[Input start]

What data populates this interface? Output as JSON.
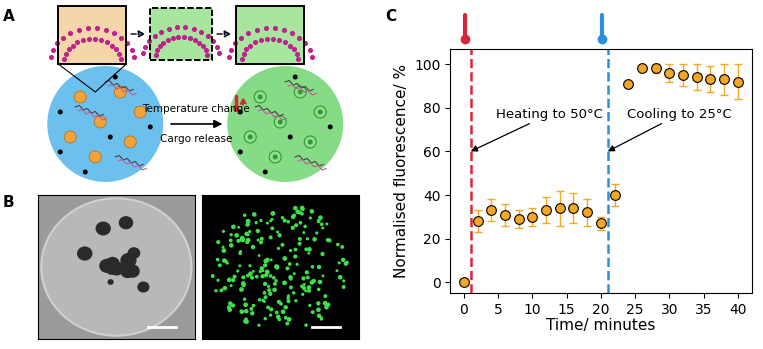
{
  "panel_labels": [
    "A",
    "B",
    "C"
  ],
  "diagram": {
    "arrow_labels": [
      "Temperature change",
      "Cargo release"
    ]
  },
  "chart_data": {
    "type": "scatter",
    "x": [
      0,
      2,
      4,
      6,
      8,
      10,
      12,
      14,
      16,
      18,
      20,
      22,
      24,
      26,
      28,
      30,
      32,
      34,
      36,
      38,
      40
    ],
    "values": [
      0,
      28,
      33,
      31,
      29,
      30,
      33,
      34,
      34,
      32,
      27,
      40,
      91,
      98,
      98,
      96,
      95,
      94,
      93,
      93,
      92
    ],
    "errors": [
      0,
      5,
      5,
      5,
      4,
      4,
      6,
      8,
      7,
      6,
      3,
      5,
      1,
      1,
      2,
      4,
      5,
      6,
      6,
      7,
      8
    ],
    "color": "#f5a623",
    "marker": "o",
    "xlabel": "Time/ minutes",
    "ylabel": "Normalised fluorescence/ %",
    "xlim": [
      -2,
      42
    ],
    "ylim": [
      -5,
      107
    ],
    "xticks": [
      0,
      5,
      10,
      15,
      20,
      25,
      30,
      35,
      40
    ],
    "yticks": [
      0,
      20,
      40,
      60,
      80,
      100
    ],
    "events": [
      {
        "x": 1,
        "text": "Heating to 50°C",
        "color": "#d62739",
        "line_style": "dashed"
      },
      {
        "x": 21,
        "text": "Cooling to 25°C",
        "color": "#2a8fe0",
        "line_style": "dashed"
      }
    ]
  }
}
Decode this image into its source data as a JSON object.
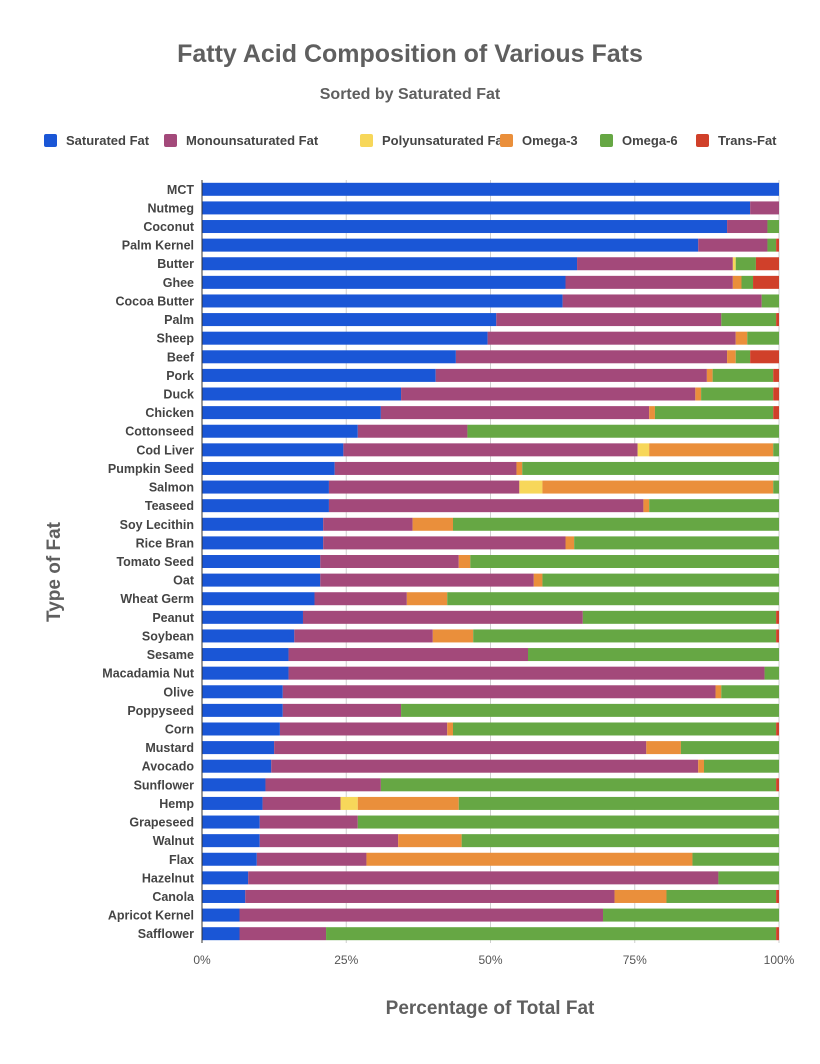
{
  "chart_data": {
    "type": "bar",
    "orientation": "horizontal",
    "stacked": true,
    "title": "Fatty Acid Composition of Various Fats",
    "subtitle": "Sorted by Saturated Fat",
    "xlabel": "Percentage of Total Fat",
    "ylabel": "Type of Fat",
    "xlim": [
      0,
      100
    ],
    "x_ticks": [
      "0%",
      "25%",
      "50%",
      "75%",
      "100%"
    ],
    "grid": true,
    "legend_position": "top",
    "categories": [
      "MCT",
      "Nutmeg",
      "Coconut",
      "Palm Kernel",
      "Butter",
      "Ghee",
      "Cocoa Butter",
      "Palm",
      "Sheep",
      "Beef",
      "Pork",
      "Duck",
      "Chicken",
      "Cottonseed",
      "Cod Liver",
      "Pumpkin Seed",
      "Salmon",
      "Teaseed",
      "Soy Lecithin",
      "Rice Bran",
      "Tomato Seed",
      "Oat",
      "Wheat Germ",
      "Peanut",
      "Soybean",
      "Sesame",
      "Macadamia Nut",
      "Olive",
      "Poppyseed",
      "Corn",
      "Mustard",
      "Avocado",
      "Sunflower",
      "Hemp",
      "Grapeseed",
      "Walnut",
      "Flax",
      "Hazelnut",
      "Canola",
      "Apricot Kernel",
      "Safflower"
    ],
    "series": [
      {
        "name": "Saturated Fat",
        "color": "#1a56d6",
        "values": [
          100,
          95,
          91,
          86,
          65,
          63,
          62.5,
          51,
          49.5,
          44,
          40.5,
          34.5,
          31,
          27,
          24.5,
          23,
          22,
          22,
          21,
          21,
          20.5,
          20.5,
          19.5,
          17.5,
          16,
          15,
          15,
          14,
          14,
          13.5,
          12.5,
          12,
          11,
          10.5,
          10,
          10,
          9.5,
          8,
          7.5,
          6.5,
          6.5
        ]
      },
      {
        "name": "Monounsaturated Fat",
        "color": "#a3497a",
        "values": [
          0,
          5,
          7,
          12,
          27,
          29,
          34.5,
          39,
          43,
          47,
          47,
          51,
          46.5,
          19,
          51,
          31.5,
          33,
          54.5,
          15.5,
          42,
          24,
          37,
          16,
          48.5,
          24,
          41.5,
          82.5,
          75,
          20.5,
          29,
          64.5,
          74,
          20,
          13.5,
          17,
          24,
          19,
          81.5,
          64,
          63,
          15
        ]
      },
      {
        "name": "Polyunsaturated Fat",
        "color": "#f7d75a",
        "values": [
          0,
          0,
          0,
          0,
          0.5,
          0,
          0,
          0,
          0,
          0,
          0,
          0,
          0,
          0,
          2,
          0,
          4,
          0,
          0,
          0,
          0,
          0,
          0,
          0,
          0,
          0,
          0,
          0,
          0,
          0,
          0,
          0,
          0,
          3,
          0,
          0,
          0,
          0,
          0,
          0,
          0
        ]
      },
      {
        "name": "Omega-3",
        "color": "#ea8f3b",
        "values": [
          0,
          0,
          0,
          0,
          0,
          1.5,
          0,
          0,
          2,
          1.5,
          1,
          1,
          1,
          0,
          21.5,
          1,
          40,
          1,
          7,
          1.5,
          2,
          1.5,
          7,
          0,
          7,
          0,
          0,
          1,
          0,
          1,
          6,
          1,
          0,
          17.5,
          0,
          11,
          56.5,
          0,
          9,
          0,
          0
        ]
      },
      {
        "name": "Omega-6",
        "color": "#66a744",
        "values": [
          0,
          0,
          2,
          1.5,
          3.5,
          2,
          3,
          9.5,
          5.5,
          2.5,
          10.5,
          12.5,
          20.5,
          54,
          1,
          44.5,
          1.5,
          22.5,
          56.5,
          35.5,
          53.5,
          41,
          57.5,
          33.5,
          52.5,
          43.5,
          2.5,
          10,
          65.5,
          56,
          17,
          13,
          68.5,
          55.5,
          73,
          55,
          15,
          10.5,
          19,
          30.5,
          78
        ]
      },
      {
        "name": "Trans-Fat",
        "color": "#d0402a",
        "values": [
          0,
          0,
          0,
          0.5,
          4,
          4.5,
          0,
          0.5,
          0,
          5,
          1,
          1,
          1,
          0,
          0,
          0,
          0,
          0,
          0,
          0,
          0,
          0,
          0,
          0.5,
          0.5,
          0,
          0,
          0,
          0,
          0.5,
          0,
          0,
          0.5,
          0,
          0,
          0,
          0,
          0,
          0.5,
          0,
          0.5
        ]
      }
    ]
  }
}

[Input end]

* Request:
Pictures are excluded; repeat every record exactly.

* Answer to this problem:
What data populates this interface? Output as JSON.
{
  "panel_labels": [
    "A",
    "B",
    "C"
  ],
  "diagram": {
    "arrow_labels": [
      "Temperature change",
      "Cargo release"
    ]
  },
  "chart_data": {
    "type": "scatter",
    "x": [
      0,
      2,
      4,
      6,
      8,
      10,
      12,
      14,
      16,
      18,
      20,
      22,
      24,
      26,
      28,
      30,
      32,
      34,
      36,
      38,
      40
    ],
    "values": [
      0,
      28,
      33,
      31,
      29,
      30,
      33,
      34,
      34,
      32,
      27,
      40,
      91,
      98,
      98,
      96,
      95,
      94,
      93,
      93,
      92
    ],
    "errors": [
      0,
      5,
      5,
      5,
      4,
      4,
      6,
      8,
      7,
      6,
      3,
      5,
      1,
      1,
      2,
      4,
      5,
      6,
      6,
      7,
      8
    ],
    "color": "#f5a623",
    "marker": "o",
    "xlabel": "Time/ minutes",
    "ylabel": "Normalised fluorescence/ %",
    "xlim": [
      -2,
      42
    ],
    "ylim": [
      -5,
      107
    ],
    "xticks": [
      0,
      5,
      10,
      15,
      20,
      25,
      30,
      35,
      40
    ],
    "yticks": [
      0,
      20,
      40,
      60,
      80,
      100
    ],
    "events": [
      {
        "x": 1,
        "text": "Heating to 50°C",
        "color": "#d62739",
        "line_style": "dashed"
      },
      {
        "x": 21,
        "text": "Cooling to 25°C",
        "color": "#2a8fe0",
        "line_style": "dashed"
      }
    ]
  }
}
Decode this image into its source data as a JSON object.
{
  "chart_data": {
    "type": "bar",
    "orientation": "horizontal",
    "stacked": true,
    "title": "Fatty Acid Composition of Various Fats",
    "subtitle": "Sorted by Saturated Fat",
    "xlabel": "Percentage of Total Fat",
    "ylabel": "Type of Fat",
    "xlim": [
      0,
      100
    ],
    "x_ticks": [
      "0%",
      "25%",
      "50%",
      "75%",
      "100%"
    ],
    "grid": true,
    "legend_position": "top",
    "categories": [
      "MCT",
      "Nutmeg",
      "Coconut",
      "Palm Kernel",
      "Butter",
      "Ghee",
      "Cocoa Butter",
      "Palm",
      "Sheep",
      "Beef",
      "Pork",
      "Duck",
      "Chicken",
      "Cottonseed",
      "Cod Liver",
      "Pumpkin Seed",
      "Salmon",
      "Teaseed",
      "Soy Lecithin",
      "Rice Bran",
      "Tomato Seed",
      "Oat",
      "Wheat Germ",
      "Peanut",
      "Soybean",
      "Sesame",
      "Macadamia Nut",
      "Olive",
      "Poppyseed",
      "Corn",
      "Mustard",
      "Avocado",
      "Sunflower",
      "Hemp",
      "Grapeseed",
      "Walnut",
      "Flax",
      "Hazelnut",
      "Canola",
      "Apricot Kernel",
      "Safflower"
    ],
    "series": [
      {
        "name": "Saturated Fat",
        "color": "#1a56d6",
        "values": [
          100,
          95,
          91,
          86,
          65,
          63,
          62.5,
          51,
          49.5,
          44,
          40.5,
          34.5,
          31,
          27,
          24.5,
          23,
          22,
          22,
          21,
          21,
          20.5,
          20.5,
          19.5,
          17.5,
          16,
          15,
          15,
          14,
          14,
          13.5,
          12.5,
          12,
          11,
          10.5,
          10,
          10,
          9.5,
          8,
          7.5,
          6.5,
          6.5
        ]
      },
      {
        "name": "Monounsaturated Fat",
        "color": "#a3497a",
        "values": [
          0,
          5,
          7,
          12,
          27,
          29,
          34.5,
          39,
          43,
          47,
          47,
          51,
          46.5,
          19,
          51,
          31.5,
          33,
          54.5,
          15.5,
          42,
          24,
          37,
          16,
          48.5,
          24,
          41.5,
          82.5,
          75,
          20.5,
          29,
          64.5,
          74,
          20,
          13.5,
          17,
          24,
          19,
          81.5,
          64,
          63,
          15
        ]
      },
      {
        "name": "Polyunsaturated Fat",
        "color": "#f7d75a",
        "values": [
          0,
          0,
          0,
          0,
          0.5,
          0,
          0,
          0,
          0,
          0,
          0,
          0,
          0,
          0,
          2,
          0,
          4,
          0,
          0,
          0,
          0,
          0,
          0,
          0,
          0,
          0,
          0,
          0,
          0,
          0,
          0,
          0,
          0,
          3,
          0,
          0,
          0,
          0,
          0,
          0,
          0
        ]
      },
      {
        "name": "Omega-3",
        "color": "#ea8f3b",
        "values": [
          0,
          0,
          0,
          0,
          0,
          1.5,
          0,
          0,
          2,
          1.5,
          1,
          1,
          1,
          0,
          21.5,
          1,
          40,
          1,
          7,
          1.5,
          2,
          1.5,
          7,
          0,
          7,
          0,
          0,
          1,
          0,
          1,
          6,
          1,
          0,
          17.5,
          0,
          11,
          56.5,
          0,
          9,
          0,
          0
        ]
      },
      {
        "name": "Omega-6",
        "color": "#66a744",
        "values": [
          0,
          0,
          2,
          1.5,
          3.5,
          2,
          3,
          9.5,
          5.5,
          2.5,
          10.5,
          12.5,
          20.5,
          54,
          1,
          44.5,
          1.5,
          22.5,
          56.5,
          35.5,
          53.5,
          41,
          57.5,
          33.5,
          52.5,
          43.5,
          2.5,
          10,
          65.5,
          56,
          17,
          13,
          68.5,
          55.5,
          73,
          55,
          15,
          10.5,
          19,
          30.5,
          78
        ]
      },
      {
        "name": "Trans-Fat",
        "color": "#d0402a",
        "values": [
          0,
          0,
          0,
          0.5,
          4,
          4.5,
          0,
          0.5,
          0,
          5,
          1,
          1,
          1,
          0,
          0,
          0,
          0,
          0,
          0,
          0,
          0,
          0,
          0,
          0.5,
          0.5,
          0,
          0,
          0,
          0,
          0.5,
          0,
          0,
          0.5,
          0,
          0,
          0,
          0,
          0,
          0.5,
          0,
          0.5
        ]
      }
    ]
  }
}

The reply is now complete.